EXERCISE TASK.
Each line of the data that includes the string "buồn" is to be copied out.

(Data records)
*-*-*
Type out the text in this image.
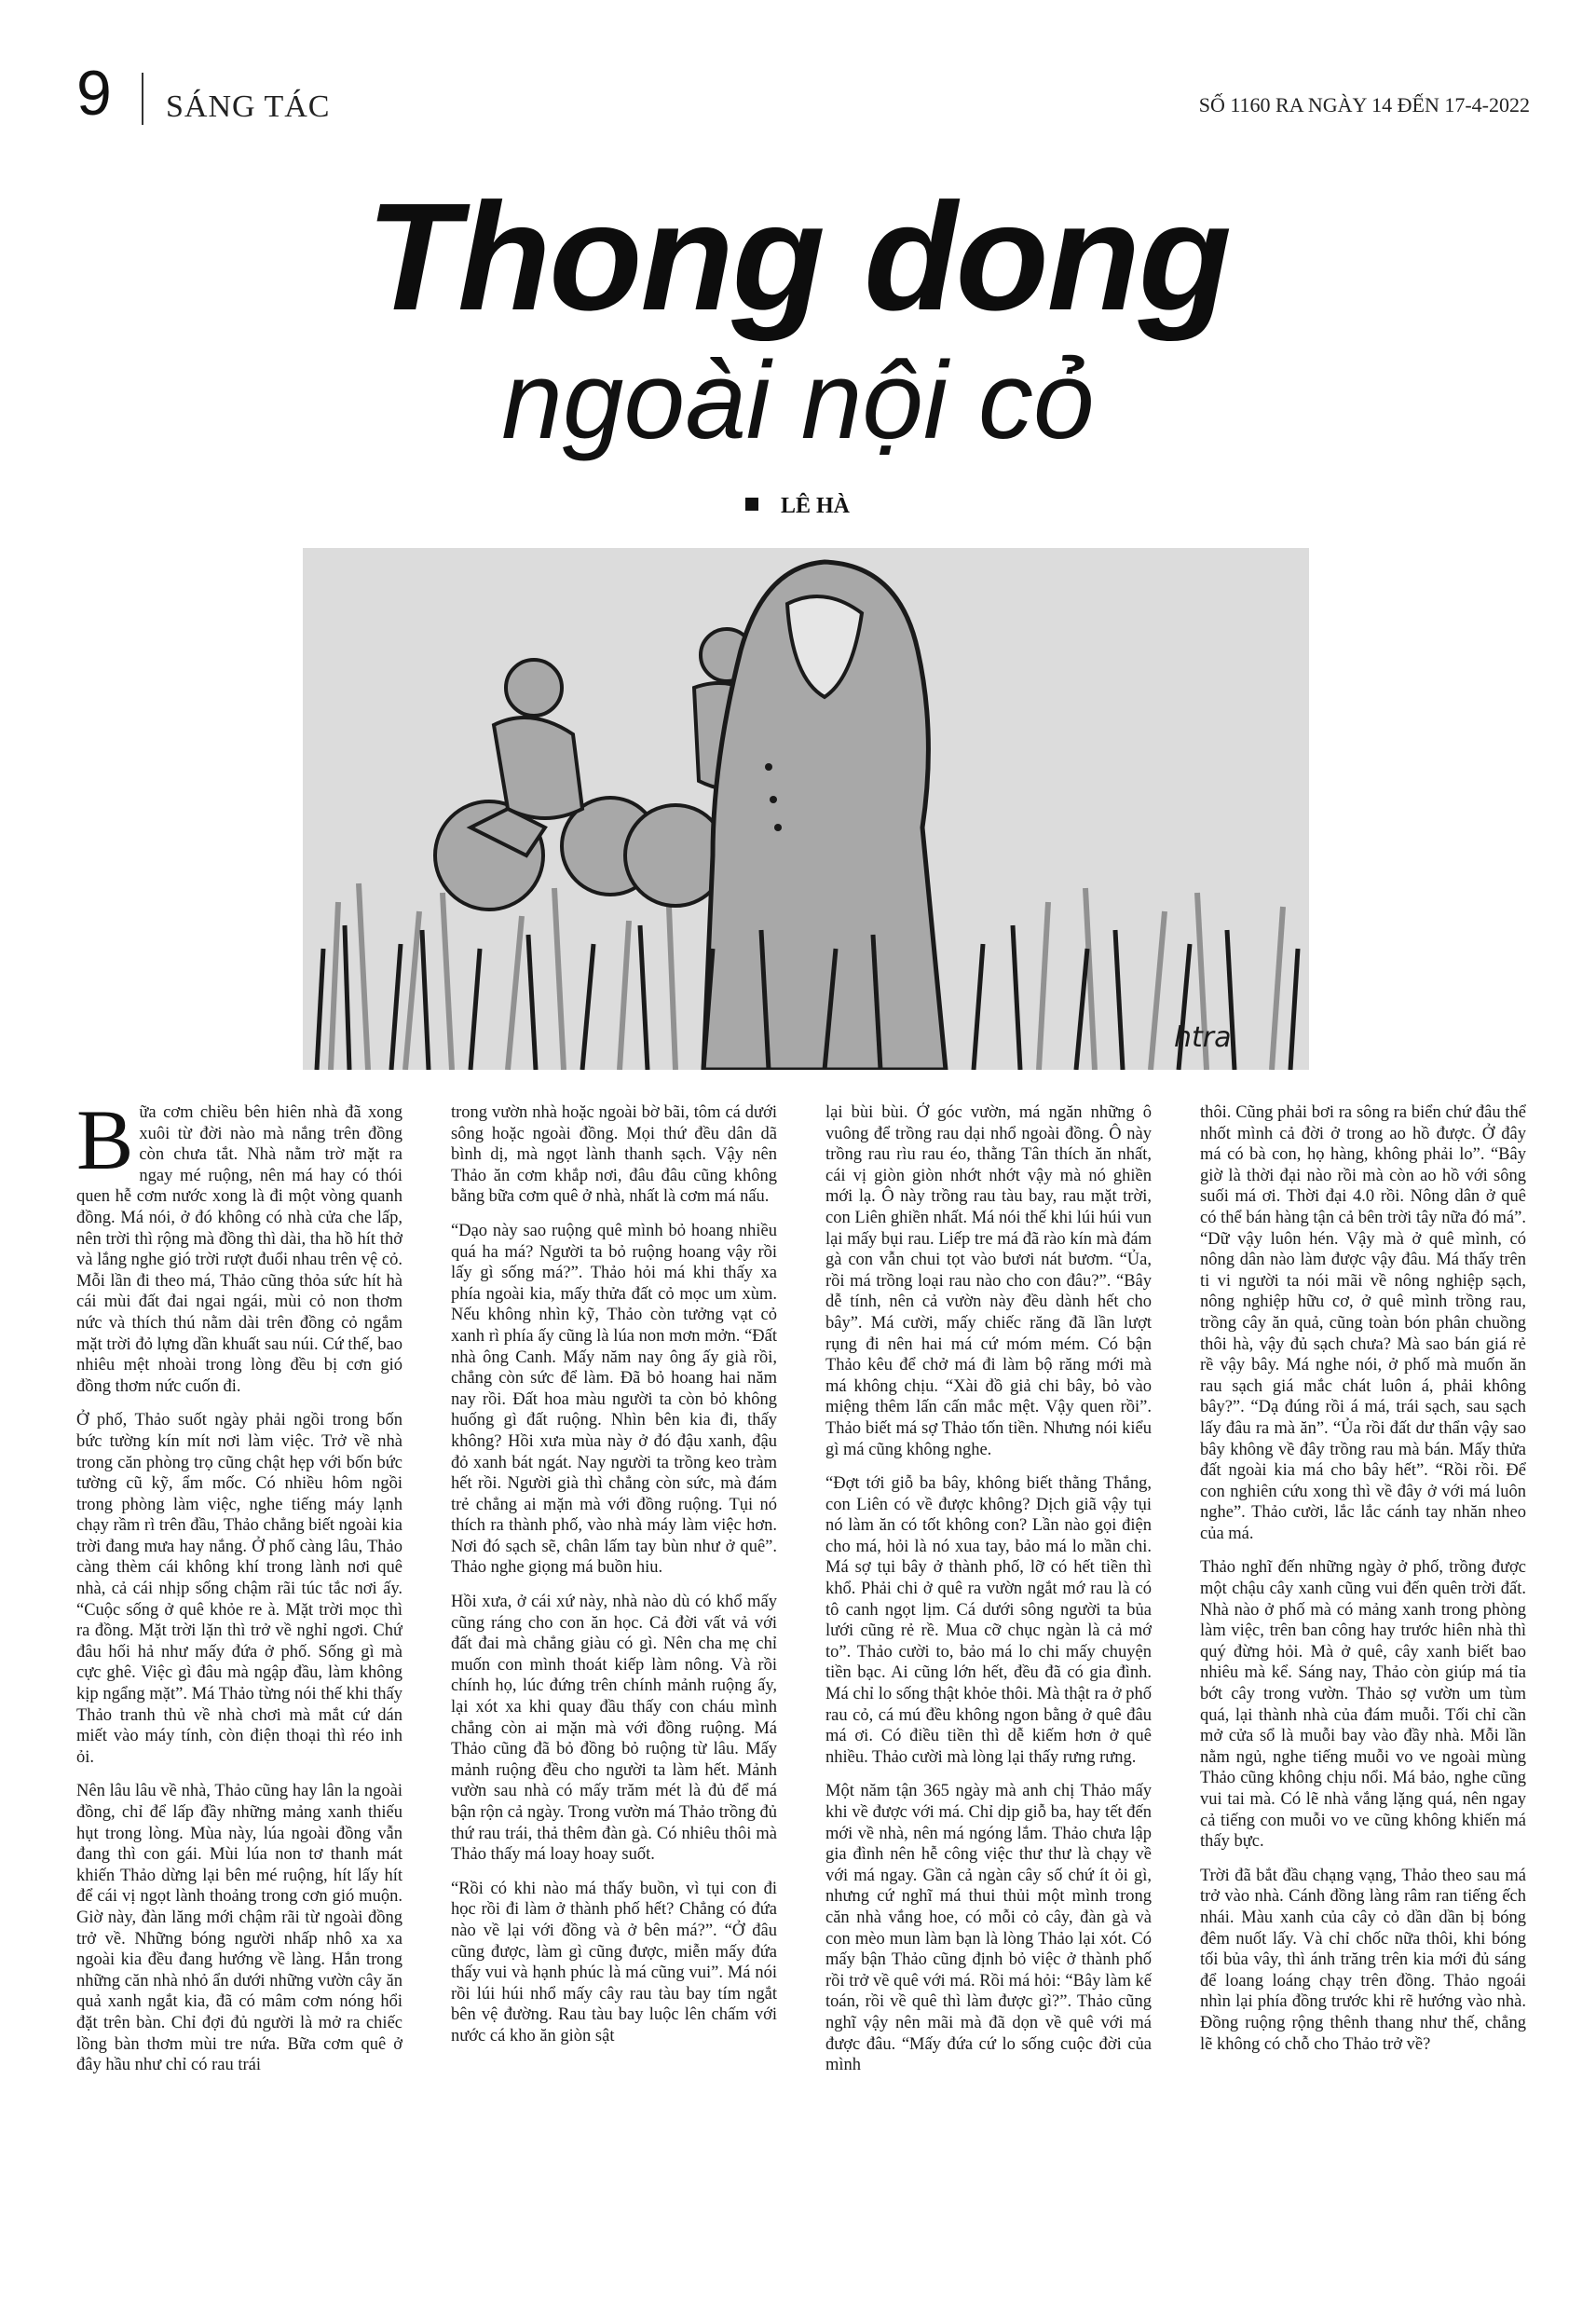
9 SÁNG TÁC	SỐ 1160 RA NGÀY 14 ĐẾN 17-4-2022
Thong dong
ngoài nội cỏ
LÊ HÀ
htra

Bữa cơm chiều bên hiên nhà đã xong xuôi từ đời nào mà nắng trên đồng còn chưa tắt. Nhà nằm trờ mặt ra ngay mé ruộng, nên má hay có thói quen hễ cơm nước xong là đi một vòng quanh đồng. Má nói, ở đó không có nhà cửa che lấp, nên trời thì rộng mà đồng thì dài, tha hồ hít thở và lắng nghe gió trời rượt đuổi nhau trên vệ cỏ. Mỗi lần đi theo má, Thảo cũng thỏa sức hít hà cái mùi đất đai ngai ngái, mùi cỏ non thơm nức và thích thú nằm dài trên đồng cỏ ngắm mặt trời đỏ lựng dần khuất sau núi. Cứ thế, bao nhiêu mệt nhoài trong lòng đều bị cơn gió đồng thơm nức cuốn đi.

Ở phố, Thảo suốt ngày phải ngồi trong bốn bức tường kín mít nơi làm việc. Trở về nhà trong căn phòng trọ cũng chật hẹp với bốn bức tường cũ kỹ, ẩm mốc. Có nhiều hôm ngồi trong phòng làm việc, nghe tiếng máy lạnh chạy rầm rì trên đầu, Thảo chẳng biết ngoài kia trời đang mưa hay nắng. Ở phố càng lâu, Thảo càng thèm cái không khí trong lành nơi quê nhà, cả cái nhịp sống chậm rãi túc tắc nơi ấy. “Cuộc sống ở quê khỏe re à. Mặt trời mọc thì ra đồng. Mặt trời lặn thì trở về nghỉ ngơi. Chứ đâu hối hả như mấy đứa ở phố. Sống gì mà cực ghê. Việc gì đâu mà ngập đầu, làm không kịp ngẩng mặt”. Má Thảo từng nói thế khi thấy Thảo tranh thủ về nhà chơi mà mắt cứ dán miết vào máy tính, còn điện thoại thì réo inh ỏi.

Nên lâu lâu về nhà, Thảo cũng hay lân la ngoài đồng, chỉ để lấp đầy những mảng xanh thiếu hụt trong lòng. Mùa này, lúa ngoài đồng vẫn đang thì con gái. Mùi lúa non tơ thanh mát khiến Thảo dừng lại bên mé ruộng, hít lấy hít để cái vị ngọt lành thoảng trong cơn gió muộn. Giờ này, đàn lăng mới chậm rãi từ ngoài đồng trở về. Những bóng người nhấp nhô xa xa ngoài kia đều đang hướng về làng. Hắn trong những căn nhà nhỏ ẩn dưới những vườn cây ăn quả xanh ngắt kia, đã có mâm cơm nóng hổi đặt trên bàn. Chỉ đợi đủ người là mở ra chiếc lồng bàn thơm mùi tre nứa. Bữa cơm quê ở đây hầu như chỉ có rau trái

trong vườn nhà hoặc ngoài bờ bãi, tôm cá dưới sông hoặc ngoài đồng. Mọi thứ đều dân dã bình dị, mà ngọt lành thanh sạch. Vậy nên Thảo ăn cơm khắp nơi, đâu đâu cũng không bằng bữa cơm quê ở nhà, nhất là cơm má nấu.

“Dạo này sao ruộng quê mình bỏ hoang nhiều quá ha má? Người ta bỏ ruộng hoang vậy rồi lấy gì sống má?”. Thảo hỏi má khi thấy xa phía ngoài kia, mấy thửa đất cỏ mọc um xùm. Nếu không nhìn kỹ, Thảo còn tưởng vạt cỏ xanh rì phía ấy cũng là lúa non mơn mởn. “Đất nhà ông Canh. Mấy năm nay ông ấy già rồi, chẳng còn sức để làm. Đã bỏ hoang hai năm nay rồi. Đất hoa màu người ta còn bỏ không huống gì đất ruộng. Nhìn bên kia đi, thấy không? Hồi xưa mùa này ở đó đậu xanh, đậu đỏ xanh bát ngát. Nay người ta trồng keo tràm hết rồi. Người già thì chẳng còn sức, mà đám trẻ chẳng ai mặn mà với đồng ruộng. Tụi nó thích ra thành phố, vào nhà máy làm việc hơn. Nơi đó sạch sẽ, chân lấm tay bùn như ở quê”. Thảo nghe giọng má buồn hiu.

Hồi xưa, ở cái xứ này, nhà nào dù có khổ mấy cũng ráng cho con ăn học. Cả đời vất vả với đất đai mà chẳng giàu có gì. Nên cha mẹ chỉ muốn con mình thoát kiếp làm nông. Và rồi chính họ, lúc đứng trên chính mảnh ruộng ấy, lại xót xa khi quay đầu thấy con cháu mình chẳng còn ai mặn mà với đồng ruộng. Má Thảo cũng đã bỏ đồng bỏ ruộng từ lâu. Mấy mảnh ruộng đều cho người ta làm hết. Mảnh vườn sau nhà có mấy trăm mét là đủ để má bận rộn cả ngày. Trong vườn má Thảo trồng đủ thứ rau trái, thả thêm đàn gà. Có nhiêu thôi mà Thảo thấy má loay hoay suốt.

“Rồi có khi nào má thấy buồn, vì tụi con đi học rồi đi làm ở thành phố hết? Chẳng có đứa nào về lại với đồng và ở bên má?”. “Ở đâu cũng được, làm gì cũng được, miễn mấy đứa thấy vui và hạnh phúc là má cũng vui”. Má nói rồi lúi húi nhổ mấy cây rau tàu bay tím ngắt bên vệ đường. Rau tàu bay luộc lên chấm với nước cá kho ăn giòn sật

lại bùi bùi. Ở góc vườn, má ngăn những ô vuông để trồng rau dại nhổ ngoài đồng. Ô này trồng rau rìu rau éo, thằng Tân thích ăn nhất, cái vị giòn giòn nhớt nhớt vậy mà nó ghiền mới lạ. Ô này trồng rau tàu bay, rau mặt trời, con Liên ghiền nhất. Má nói thế khi lúi húi vun lại mấy bụi rau. Liếp tre má đã rào kín mà đám gà con vẫn chui tọt vào bươi nát bươm. “Ủa, rồi má trồng loại rau nào cho con đâu?”. “Bây dễ tính, nên cả vườn này đều dành hết cho bây”. Má cười, mấy chiếc răng đã lần lượt rụng đi nên hai má cứ móm mém. Có bận Thảo kêu để chở má đi làm bộ răng mới mà má không chịu. “Xài đồ giả chi bây, bỏ vào miệng thêm lấn cấn mắc mệt. Vậy quen rồi”. Thảo biết má sợ Thảo tốn tiền. Nhưng nói kiểu gì má cũng không nghe.

“Đợt tới giỗ ba bây, không biết thằng Thắng, con Liên có về được không? Dịch giã vậy tụi nó làm ăn có tốt không con? Lần nào gọi điện cho má, hỏi là nó xua tay, bảo má lo mần chi. Má sợ tụi bây ở thành phố, lỡ có hết tiền thì khổ. Phải chi ở quê ra vườn ngắt mớ rau là có tô canh ngọt lịm. Cá dưới sông người ta bủa lưới cũng rẻ rề. Mua cỡ chục ngàn là cả mớ to”. Thảo cười to, bảo má lo chi mấy chuyện tiền bạc. Ai cũng lớn hết, đều đã có gia đình. Má chỉ lo sống thật khỏe thôi. Mà thật ra ở phố rau cỏ, cá mú đều không ngon bằng ở quê đâu má ơi. Có điều tiền thì dễ kiếm hơn ở quê nhiều. Thảo cười mà lòng lại thấy rưng rưng.

Một năm tận 365 ngày mà anh chị Thảo mấy khi về được với má. Chỉ dịp giỗ ba, hay tết đến mới về nhà, nên má ngóng lắm. Thảo chưa lập gia đình nên hễ công việc thư thư là chạy về với má ngay. Gần cả ngàn cây số chứ ít ỏi gì, nhưng cứ nghĩ má thui thủi một mình trong căn nhà vắng hoe, có mỗi cỏ cây, đàn gà và con mèo mun làm bạn là lòng Thảo lại xót. Có mấy bận Thảo cũng định bỏ việc ở thành phố rồi trở về quê với má. Rồi má hỏi: “Bây làm kế toán, rồi về quê thì làm được gì?”. Thảo cũng nghĩ vậy nên mãi mà đã dọn về quê với má được đâu. “Mấy đứa cứ lo sống cuộc đời của mình

thôi. Cũng phải bơi ra sông ra biển chứ đâu thể nhốt mình cả đời ở trong ao hồ được. Ở đây má có bà con, họ hàng, không phải lo”. “Bây giờ là thời đại nào rồi mà còn ao hồ với sông suối má ơi. Thời đại 4.0 rồi. Nông dân ở quê có thể bán hàng tận cả bên trời tây nữa đó má”. “Dữ vậy luôn hén. Vậy mà ở quê mình, có nông dân nào làm được vậy đâu. Má thấy trên ti vi người ta nói mãi về nông nghiệp sạch, nông nghiệp hữu cơ, ở quê mình trồng rau, trồng cây ăn quả, cũng toàn bón phân chuồng thôi hà, vậy đủ sạch chưa? Mà sao bán giá rẻ rề vậy bây. Má nghe nói, ở phố mà muốn ăn rau sạch giá mắc chát luôn á, phải không bây?”. “Dạ đúng rồi á má, trái sạch, sau sạch lấy đâu ra mà ăn”. “Ủa rồi đất dư thẩn vậy sao bây không về đây trồng rau mà bán. Mấy thửa đất ngoài kia má cho bây hết”. “Rồi rồi. Để con nghiên cứu xong thì về đây ở với má luôn nghe”. Thảo cười, lắc lắc cánh tay nhăn nheo của má.

Thảo nghĩ đến những ngày ở phố, trồng được một chậu cây xanh cũng vui đến quên trời đất. Nhà nào ở phố mà có mảng xanh trong phòng làm việc, trên ban công hay trước hiên nhà thì quý đừng hỏi. Mà ở quê, cây xanh biết bao nhiêu mà kể. Sáng nay, Thảo còn giúp má tỉa bớt cây trong vườn. Thảo sợ vườn um tùm quá, lại thành nhà của đám muỗi. Tối chỉ cần mở cửa sổ là muỗi bay vào đầy nhà. Mỗi lần nằm ngủ, nghe tiếng muỗi vo ve ngoài mùng Thảo cũng không chịu nổi. Má bảo, nghe cũng vui tai mà. Có lẽ nhà vắng lặng quá, nên ngay cả tiếng con muỗi vo ve cũng không khiến má thấy bực.

Trời đã bắt đầu chạng vạng, Thảo theo sau má trở vào nhà. Cánh đồng làng râm ran tiếng ếch nhái. Màu xanh của cây cỏ dần dần bị bóng đêm nuốt lấy. Và chỉ chốc nữa thôi, khi bóng tối bủa vây, thì ánh trăng trên kia mới đủ sáng để loang loáng chạy trên đồng. Thảo ngoái nhìn lại phía đồng trước khi rẽ hướng vào nhà. Đồng ruộng rộng thênh thang như thế, chẳng lẽ không có chỗ cho Thảo trở về?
*-*-*
FULL OUTPUT.
“Dạo này sao ruộng quê mình bỏ hoang nhiều quá ha má? Người ta bỏ ruộng hoang vậy rồi lấy gì sống má?”. Thảo hỏi má khi thấy xa phía ngoài kia, mấy thửa đất cỏ mọc um xùm. Nếu không nhìn kỹ, Thảo còn tưởng vạt cỏ xanh rì phía ấy cũng là lúa non mơn mởn. “Đất nhà ông Canh. Mấy năm nay ông ấy già rồi, chẳng còn sức để làm. Đã bỏ hoang hai năm nay rồi. Đất hoa màu người ta còn bỏ không huống gì đất ruộng. Nhìn bên kia đi, thấy không? Hồi xưa mùa này ở đó đậu xanh, đậu đỏ xanh bát ngát. Nay người ta trồng keo tràm hết rồi. Người già thì chẳng còn sức, mà đám trẻ chẳng ai mặn mà với đồng ruộng. Tụi nó thích ra thành phố, vào nhà máy làm việc hơn. Nơi đó sạch sẽ, chân lấm tay bùn như ở quê”. Thảo nghe giọng má buồn hiu.
“Rồi có khi nào má thấy buồn, vì tụi con đi học rồi đi làm ở thành phố hết? Chẳng có đứa nào về lại với đồng và ở bên má?”. “Ở đâu cũng được, làm gì cũng được, miễn mấy đứa thấy vui và hạnh phúc là má cũng vui”. Má nói rồi lúi húi nhổ mấy cây rau tàu bay tím ngắt bên vệ đường. Rau tàu bay luộc lên chấm với nước cá kho ăn giòn sật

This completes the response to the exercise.